Listed records:

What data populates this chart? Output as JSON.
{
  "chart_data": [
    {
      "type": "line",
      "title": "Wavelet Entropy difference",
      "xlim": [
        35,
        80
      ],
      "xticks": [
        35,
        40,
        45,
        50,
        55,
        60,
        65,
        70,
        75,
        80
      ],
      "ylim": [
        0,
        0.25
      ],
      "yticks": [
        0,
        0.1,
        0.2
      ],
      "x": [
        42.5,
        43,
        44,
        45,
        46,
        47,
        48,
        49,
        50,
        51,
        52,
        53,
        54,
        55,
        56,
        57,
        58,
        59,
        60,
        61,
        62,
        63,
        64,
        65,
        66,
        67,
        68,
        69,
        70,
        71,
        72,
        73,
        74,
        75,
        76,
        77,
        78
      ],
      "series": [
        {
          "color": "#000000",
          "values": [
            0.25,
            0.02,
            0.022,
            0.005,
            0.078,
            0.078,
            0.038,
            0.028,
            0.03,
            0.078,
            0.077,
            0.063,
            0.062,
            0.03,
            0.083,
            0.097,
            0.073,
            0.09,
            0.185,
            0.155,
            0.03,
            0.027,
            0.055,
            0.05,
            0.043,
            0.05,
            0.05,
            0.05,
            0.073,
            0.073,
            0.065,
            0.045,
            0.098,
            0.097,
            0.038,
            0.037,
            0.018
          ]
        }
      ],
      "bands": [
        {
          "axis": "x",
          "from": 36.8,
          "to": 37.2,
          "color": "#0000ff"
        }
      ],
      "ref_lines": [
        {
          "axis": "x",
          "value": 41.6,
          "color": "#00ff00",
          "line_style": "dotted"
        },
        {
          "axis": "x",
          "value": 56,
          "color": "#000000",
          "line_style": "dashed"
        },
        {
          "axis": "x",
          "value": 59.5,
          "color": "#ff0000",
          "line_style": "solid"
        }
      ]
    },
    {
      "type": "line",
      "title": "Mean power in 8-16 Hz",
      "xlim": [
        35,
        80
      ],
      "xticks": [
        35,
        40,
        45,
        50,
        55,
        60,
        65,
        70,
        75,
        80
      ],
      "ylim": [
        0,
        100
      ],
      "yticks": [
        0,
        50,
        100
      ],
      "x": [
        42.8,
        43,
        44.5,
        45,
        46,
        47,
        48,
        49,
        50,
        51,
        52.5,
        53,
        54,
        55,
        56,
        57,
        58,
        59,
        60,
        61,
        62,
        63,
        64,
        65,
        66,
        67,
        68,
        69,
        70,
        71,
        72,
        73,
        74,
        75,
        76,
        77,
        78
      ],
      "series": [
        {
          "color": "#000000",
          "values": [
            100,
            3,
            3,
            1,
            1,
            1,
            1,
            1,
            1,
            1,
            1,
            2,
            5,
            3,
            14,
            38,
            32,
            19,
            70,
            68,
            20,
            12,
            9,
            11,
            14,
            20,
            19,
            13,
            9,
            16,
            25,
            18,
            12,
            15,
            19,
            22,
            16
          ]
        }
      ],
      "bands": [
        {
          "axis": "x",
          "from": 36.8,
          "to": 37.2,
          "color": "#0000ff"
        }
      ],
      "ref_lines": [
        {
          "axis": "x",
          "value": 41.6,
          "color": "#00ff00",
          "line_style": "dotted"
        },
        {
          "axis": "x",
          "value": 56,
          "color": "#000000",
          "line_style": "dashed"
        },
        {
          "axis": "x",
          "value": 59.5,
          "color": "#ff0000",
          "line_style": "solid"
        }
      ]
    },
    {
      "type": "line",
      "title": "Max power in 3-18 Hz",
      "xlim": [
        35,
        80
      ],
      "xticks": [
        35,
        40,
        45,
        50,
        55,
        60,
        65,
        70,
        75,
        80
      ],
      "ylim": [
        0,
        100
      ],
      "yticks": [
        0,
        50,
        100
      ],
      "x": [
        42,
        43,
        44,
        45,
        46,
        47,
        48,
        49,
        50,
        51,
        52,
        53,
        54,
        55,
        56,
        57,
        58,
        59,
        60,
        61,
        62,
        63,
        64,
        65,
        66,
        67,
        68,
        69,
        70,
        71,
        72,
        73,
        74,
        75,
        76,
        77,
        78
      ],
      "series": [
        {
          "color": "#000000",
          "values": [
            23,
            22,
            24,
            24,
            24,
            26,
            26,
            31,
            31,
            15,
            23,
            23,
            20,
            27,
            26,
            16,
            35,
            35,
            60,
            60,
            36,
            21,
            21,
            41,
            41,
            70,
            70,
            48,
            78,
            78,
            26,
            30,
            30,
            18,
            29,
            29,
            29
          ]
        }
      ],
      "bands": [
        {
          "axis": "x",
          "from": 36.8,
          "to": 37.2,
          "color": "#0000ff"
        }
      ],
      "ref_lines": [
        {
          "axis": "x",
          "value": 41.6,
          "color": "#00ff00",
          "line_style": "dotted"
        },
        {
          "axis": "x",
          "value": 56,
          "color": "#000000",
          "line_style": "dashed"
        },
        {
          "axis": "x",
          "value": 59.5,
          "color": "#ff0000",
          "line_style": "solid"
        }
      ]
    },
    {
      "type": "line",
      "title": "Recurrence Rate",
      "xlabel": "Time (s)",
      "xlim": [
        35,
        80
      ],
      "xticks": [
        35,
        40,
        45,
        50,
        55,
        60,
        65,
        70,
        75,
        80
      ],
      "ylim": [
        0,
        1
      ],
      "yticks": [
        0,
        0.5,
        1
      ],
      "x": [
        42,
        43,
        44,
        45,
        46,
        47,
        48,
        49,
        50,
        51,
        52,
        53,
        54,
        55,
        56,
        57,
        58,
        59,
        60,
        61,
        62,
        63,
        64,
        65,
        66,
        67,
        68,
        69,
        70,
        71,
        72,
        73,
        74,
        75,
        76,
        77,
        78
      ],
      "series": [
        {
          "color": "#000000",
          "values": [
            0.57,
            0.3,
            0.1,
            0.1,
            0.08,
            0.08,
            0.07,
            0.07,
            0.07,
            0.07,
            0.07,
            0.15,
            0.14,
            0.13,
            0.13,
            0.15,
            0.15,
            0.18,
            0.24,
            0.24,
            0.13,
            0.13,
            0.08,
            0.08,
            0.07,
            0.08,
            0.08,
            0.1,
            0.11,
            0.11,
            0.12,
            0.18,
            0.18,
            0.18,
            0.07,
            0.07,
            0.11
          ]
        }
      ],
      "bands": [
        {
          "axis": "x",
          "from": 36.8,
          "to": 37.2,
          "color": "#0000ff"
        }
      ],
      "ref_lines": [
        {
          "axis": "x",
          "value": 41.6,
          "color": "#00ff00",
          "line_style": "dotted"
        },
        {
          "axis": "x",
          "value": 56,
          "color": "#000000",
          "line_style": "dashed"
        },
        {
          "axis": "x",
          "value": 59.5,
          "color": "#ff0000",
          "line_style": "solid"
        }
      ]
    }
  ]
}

Task prompt:
Print the listing above in full, exactly as it is.

Correct answer:
What data populates this chart? Output as JSON.
{
  "chart_data": [
    {
      "type": "line",
      "title": "Wavelet Entropy difference",
      "xlim": [
        35,
        80
      ],
      "xticks": [
        35,
        40,
        45,
        50,
        55,
        60,
        65,
        70,
        75,
        80
      ],
      "ylim": [
        0,
        0.25
      ],
      "yticks": [
        0,
        0.1,
        0.2
      ],
      "x": [
        42.5,
        43,
        44,
        45,
        46,
        47,
        48,
        49,
        50,
        51,
        52,
        53,
        54,
        55,
        56,
        57,
        58,
        59,
        60,
        61,
        62,
        63,
        64,
        65,
        66,
        67,
        68,
        69,
        70,
        71,
        72,
        73,
        74,
        75,
        76,
        77,
        78
      ],
      "series": [
        {
          "color": "#000000",
          "values": [
            0.25,
            0.02,
            0.022,
            0.005,
            0.078,
            0.078,
            0.038,
            0.028,
            0.03,
            0.078,
            0.077,
            0.063,
            0.062,
            0.03,
            0.083,
            0.097,
            0.073,
            0.09,
            0.185,
            0.155,
            0.03,
            0.027,
            0.055,
            0.05,
            0.043,
            0.05,
            0.05,
            0.05,
            0.073,
            0.073,
            0.065,
            0.045,
            0.098,
            0.097,
            0.038,
            0.037,
            0.018
          ]
        }
      ],
      "bands": [
        {
          "axis": "x",
          "from": 36.8,
          "to": 37.2,
          "color": "#0000ff"
        }
      ],
      "ref_lines": [
        {
          "axis": "x",
          "value": 41.6,
          "color": "#00ff00",
          "line_style": "dotted"
        },
        {
          "axis": "x",
          "value": 56,
          "color": "#000000",
          "line_style": "dashed"
        },
        {
          "axis": "x",
          "value": 59.5,
          "color": "#ff0000",
          "line_style": "solid"
        }
      ]
    },
    {
      "type": "line",
      "title": "Mean power in 8-16 Hz",
      "xlim": [
        35,
        80
      ],
      "xticks": [
        35,
        40,
        45,
        50,
        55,
        60,
        65,
        70,
        75,
        80
      ],
      "ylim": [
        0,
        100
      ],
      "yticks": [
        0,
        50,
        100
      ],
      "x": [
        42.8,
        43,
        44.5,
        45,
        46,
        47,
        48,
        49,
        50,
        51,
        52.5,
        53,
        54,
        55,
        56,
        57,
        58,
        59,
        60,
        61,
        62,
        63,
        64,
        65,
        66,
        67,
        68,
        69,
        70,
        71,
        72,
        73,
        74,
        75,
        76,
        77,
        78
      ],
      "series": [
        {
          "color": "#000000",
          "values": [
            100,
            3,
            3,
            1,
            1,
            1,
            1,
            1,
            1,
            1,
            1,
            2,
            5,
            3,
            14,
            38,
            32,
            19,
            70,
            68,
            20,
            12,
            9,
            11,
            14,
            20,
            19,
            13,
            9,
            16,
            25,
            18,
            12,
            15,
            19,
            22,
            16
          ]
        }
      ],
      "bands": [
        {
          "axis": "x",
          "from": 36.8,
          "to": 37.2,
          "color": "#0000ff"
        }
      ],
      "ref_lines": [
        {
          "axis": "x",
          "value": 41.6,
          "color": "#00ff00",
          "line_style": "dotted"
        },
        {
          "axis": "x",
          "value": 56,
          "color": "#000000",
          "line_style": "dashed"
        },
        {
          "axis": "x",
          "value": 59.5,
          "color": "#ff0000",
          "line_style": "solid"
        }
      ]
    },
    {
      "type": "line",
      "title": "Max power in 3-18 Hz",
      "xlim": [
        35,
        80
      ],
      "xticks": [
        35,
        40,
        45,
        50,
        55,
        60,
        65,
        70,
        75,
        80
      ],
      "ylim": [
        0,
        100
      ],
      "yticks": [
        0,
        50,
        100
      ],
      "x": [
        42,
        43,
        44,
        45,
        46,
        47,
        48,
        49,
        50,
        51,
        52,
        53,
        54,
        55,
        56,
        57,
        58,
        59,
        60,
        61,
        62,
        63,
        64,
        65,
        66,
        67,
        68,
        69,
        70,
        71,
        72,
        73,
        74,
        75,
        76,
        77,
        78
      ],
      "series": [
        {
          "color": "#000000",
          "values": [
            23,
            22,
            24,
            24,
            24,
            26,
            26,
            31,
            31,
            15,
            23,
            23,
            20,
            27,
            26,
            16,
            35,
            35,
            60,
            60,
            36,
            21,
            21,
            41,
            41,
            70,
            70,
            48,
            78,
            78,
            26,
            30,
            30,
            18,
            29,
            29,
            29
          ]
        }
      ],
      "bands": [
        {
          "axis": "x",
          "from": 36.8,
          "to": 37.2,
          "color": "#0000ff"
        }
      ],
      "ref_lines": [
        {
          "axis": "x",
          "value": 41.6,
          "color": "#00ff00",
          "line_style": "dotted"
        },
        {
          "axis": "x",
          "value": 56,
          "color": "#000000",
          "line_style": "dashed"
        },
        {
          "axis": "x",
          "value": 59.5,
          "color": "#ff0000",
          "line_style": "solid"
        }
      ]
    },
    {
      "type": "line",
      "title": "Recurrence Rate",
      "xlabel": "Time (s)",
      "xlim": [
        35,
        80
      ],
      "xticks": [
        35,
        40,
        45,
        50,
        55,
        60,
        65,
        70,
        75,
        80
      ],
      "ylim": [
        0,
        1
      ],
      "yticks": [
        0,
        0.5,
        1
      ],
      "x": [
        42,
        43,
        44,
        45,
        46,
        47,
        48,
        49,
        50,
        51,
        52,
        53,
        54,
        55,
        56,
        57,
        58,
        59,
        60,
        61,
        62,
        63,
        64,
        65,
        66,
        67,
        68,
        69,
        70,
        71,
        72,
        73,
        74,
        75,
        76,
        77,
        78
      ],
      "series": [
        {
          "color": "#000000",
          "values": [
            0.57,
            0.3,
            0.1,
            0.1,
            0.08,
            0.08,
            0.07,
            0.07,
            0.07,
            0.07,
            0.07,
            0.15,
            0.14,
            0.13,
            0.13,
            0.15,
            0.15,
            0.18,
            0.24,
            0.24,
            0.13,
            0.13,
            0.08,
            0.08,
            0.07,
            0.08,
            0.08,
            0.1,
            0.11,
            0.11,
            0.12,
            0.18,
            0.18,
            0.18,
            0.07,
            0.07,
            0.11
          ]
        }
      ],
      "bands": [
        {
          "axis": "x",
          "from": 36.8,
          "to": 37.2,
          "color": "#0000ff"
        }
      ],
      "ref_lines": [
        {
          "axis": "x",
          "value": 41.6,
          "color": "#00ff00",
          "line_style": "dotted"
        },
        {
          "axis": "x",
          "value": 56,
          "color": "#000000",
          "line_style": "dashed"
        },
        {
          "axis": "x",
          "value": 59.5,
          "color": "#ff0000",
          "line_style": "solid"
        }
      ]
    }
  ]
}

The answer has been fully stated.